++++ INPUT MATERIAL
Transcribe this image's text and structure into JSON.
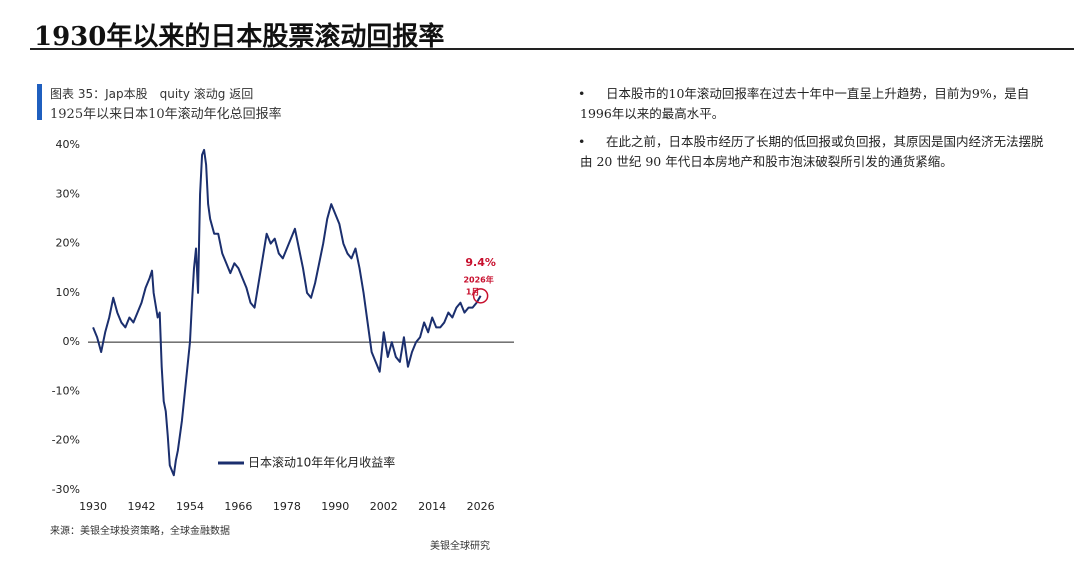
{
  "header": {
    "title": "1930年以来的日本股票滚动回报率"
  },
  "figure": {
    "caption": "图表 35：Jap本股　quity 滚动g 返回",
    "source": "来源：美银全球投资策略，全球金融数据",
    "brand": "美银全球研究"
  },
  "chart_data": {
    "type": "line",
    "subtitle": "1925年以来日本10年滚动年化总回报率",
    "x": [
      1930,
      1931,
      1932,
      1933,
      1934,
      1935,
      1936,
      1937,
      1938,
      1939,
      1940,
      1941,
      1942,
      1943,
      1944,
      1944.6,
      1945,
      1946,
      1946.5,
      1947,
      1947.5,
      1948,
      1948.5,
      1949,
      1950,
      1950.5,
      1951,
      1952,
      1952.5,
      1953,
      1954,
      1954.5,
      1955,
      1955.5,
      1956,
      1956.5,
      1957,
      1957.5,
      1958,
      1958.5,
      1959,
      1960,
      1961,
      1962,
      1963,
      1964,
      1965,
      1966,
      1967,
      1968,
      1969,
      1970,
      1971,
      1972,
      1973,
      1974,
      1975,
      1976,
      1977,
      1978,
      1979,
      1980,
      1981,
      1982,
      1983,
      1984,
      1985,
      1986,
      1987,
      1988,
      1989,
      1990,
      1991,
      1992,
      1993,
      1994,
      1995,
      1996,
      1997,
      1998,
      1999,
      2000,
      2001,
      2002,
      2003,
      2004,
      2005,
      2006,
      2007,
      2008,
      2009,
      2010,
      2011,
      2012,
      2013,
      2014,
      2015,
      2016,
      2017,
      2018,
      2019,
      2020,
      2021,
      2022,
      2023,
      2024,
      2025,
      2026
    ],
    "series": [
      {
        "name": "日本滚动10年年化月收益率",
        "color": "#1b2f6e",
        "values": [
          3,
          1,
          -2,
          2,
          5,
          9,
          6,
          4,
          3,
          5,
          4,
          6,
          8,
          11,
          13,
          14.5,
          10,
          5,
          6,
          -5,
          -12,
          -14,
          -19,
          -25,
          -27,
          -24,
          -22,
          -16,
          -12,
          -8,
          0,
          8,
          15,
          19,
          10,
          30,
          38,
          39,
          36,
          28,
          25,
          22,
          22,
          18,
          16,
          14,
          16,
          15,
          13,
          11,
          8,
          7,
          12,
          17,
          22,
          20,
          21,
          18,
          17,
          19,
          21,
          23,
          19,
          15,
          10,
          9,
          12,
          16,
          20,
          25,
          28,
          26,
          24,
          20,
          18,
          17,
          19,
          15,
          10,
          4,
          -2,
          -4,
          -6,
          2,
          -3,
          0,
          -3,
          -4,
          1,
          -5,
          -2,
          0,
          1,
          4,
          2,
          5,
          3,
          3,
          4,
          6,
          5,
          7,
          8,
          6,
          7,
          7,
          8,
          9.4
        ]
      }
    ],
    "xlim": [
      1928,
      2036
    ],
    "xticks": [
      1930,
      1942,
      1954,
      1966,
      1978,
      1990,
      2002,
      2014,
      2026
    ],
    "ylim": [
      -30,
      40
    ],
    "yticks": [
      {
        "value": -30,
        "label": "-30%"
      },
      {
        "value": -20,
        "label": "-20%"
      },
      {
        "value": -10,
        "label": "-10%"
      },
      {
        "value": 0,
        "label": "0%"
      },
      {
        "value": 10,
        "label": "10%"
      },
      {
        "value": 20,
        "label": "20%"
      },
      {
        "value": 30,
        "label": "30%"
      },
      {
        "value": 40,
        "label": "40%"
      }
    ],
    "grid": false,
    "annotations": [
      "9.4%",
      "2026年",
      "1月"
    ],
    "annotation_color": "#c8102e"
  },
  "bullets": [
    "日本股市的10年滚动回报率在过去十年中一直呈上升趋势，目前为9%，是自1996年以来的最高水平。",
    "在此之前，日本股市经历了长期的低回报或负回报，其原因是国内经济无法摆脱由 20 世纪 90 年代日本房地产和股市泡沫破裂所引发的通货紧缩。"
  ]
}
++++++++
◆ **PROBLEM DESCRIPTION**
Every line containing the string "label" must be listed.

◆ **WORKED ANSWER**
        "label": "-30%"
        "label": "-20%"
        "label": "-10%"
        "label": "0%"
        "label": "10%"
        "label": "20%"
        "label": "30%"
        "label": "40%"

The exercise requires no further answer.